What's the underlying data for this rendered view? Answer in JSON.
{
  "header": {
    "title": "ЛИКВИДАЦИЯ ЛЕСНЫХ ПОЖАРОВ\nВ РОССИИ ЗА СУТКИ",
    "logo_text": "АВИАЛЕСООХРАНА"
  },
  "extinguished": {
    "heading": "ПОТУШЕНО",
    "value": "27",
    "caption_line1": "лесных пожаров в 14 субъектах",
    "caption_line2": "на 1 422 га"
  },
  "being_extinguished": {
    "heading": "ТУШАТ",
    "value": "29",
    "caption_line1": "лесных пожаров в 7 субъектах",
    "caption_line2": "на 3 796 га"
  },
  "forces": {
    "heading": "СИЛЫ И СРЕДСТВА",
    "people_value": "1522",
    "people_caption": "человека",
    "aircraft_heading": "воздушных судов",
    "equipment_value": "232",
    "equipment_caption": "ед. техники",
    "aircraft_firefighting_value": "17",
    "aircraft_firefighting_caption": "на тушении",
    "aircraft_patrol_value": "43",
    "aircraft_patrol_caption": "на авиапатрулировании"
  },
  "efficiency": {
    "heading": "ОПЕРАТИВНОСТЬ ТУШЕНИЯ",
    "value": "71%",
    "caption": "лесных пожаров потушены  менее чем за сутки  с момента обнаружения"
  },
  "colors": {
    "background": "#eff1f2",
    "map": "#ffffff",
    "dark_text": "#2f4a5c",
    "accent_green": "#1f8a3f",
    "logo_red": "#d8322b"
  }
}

___

**What you will do**
All of the entries must be quoted exactly; please include each one.

**Answer to the task**
What's the underlying data for this rendered view? Answer in JSON.
{
  "header": {
    "title": "ЛИКВИДАЦИЯ ЛЕСНЫХ ПОЖАРОВ\nВ РОССИИ ЗА СУТКИ",
    "logo_text": "АВИАЛЕСООХРАНА"
  },
  "extinguished": {
    "heading": "ПОТУШЕНО",
    "value": "27",
    "caption_line1": "лесных пожаров в 14 субъектах",
    "caption_line2": "на 1 422 га"
  },
  "being_extinguished": {
    "heading": "ТУШАТ",
    "value": "29",
    "caption_line1": "лесных пожаров в 7 субъектах",
    "caption_line2": "на 3 796 га"
  },
  "forces": {
    "heading": "СИЛЫ И СРЕДСТВА",
    "people_value": "1522",
    "people_caption": "человека",
    "aircraft_heading": "воздушных судов",
    "equipment_value": "232",
    "equipment_caption": "ед. техники",
    "aircraft_firefighting_value": "17",
    "aircraft_firefighting_caption": "на тушении",
    "aircraft_patrol_value": "43",
    "aircraft_patrol_caption": "на авиапатрулировании"
  },
  "efficiency": {
    "heading": "ОПЕРАТИВНОСТЬ ТУШЕНИЯ",
    "value": "71%",
    "caption": "лесных пожаров потушены  менее чем за сутки  с момента обнаружения"
  },
  "colors": {
    "background": "#eff1f2",
    "map": "#ffffff",
    "dark_text": "#2f4a5c",
    "accent_green": "#1f8a3f",
    "logo_red": "#d8322b"
  }
}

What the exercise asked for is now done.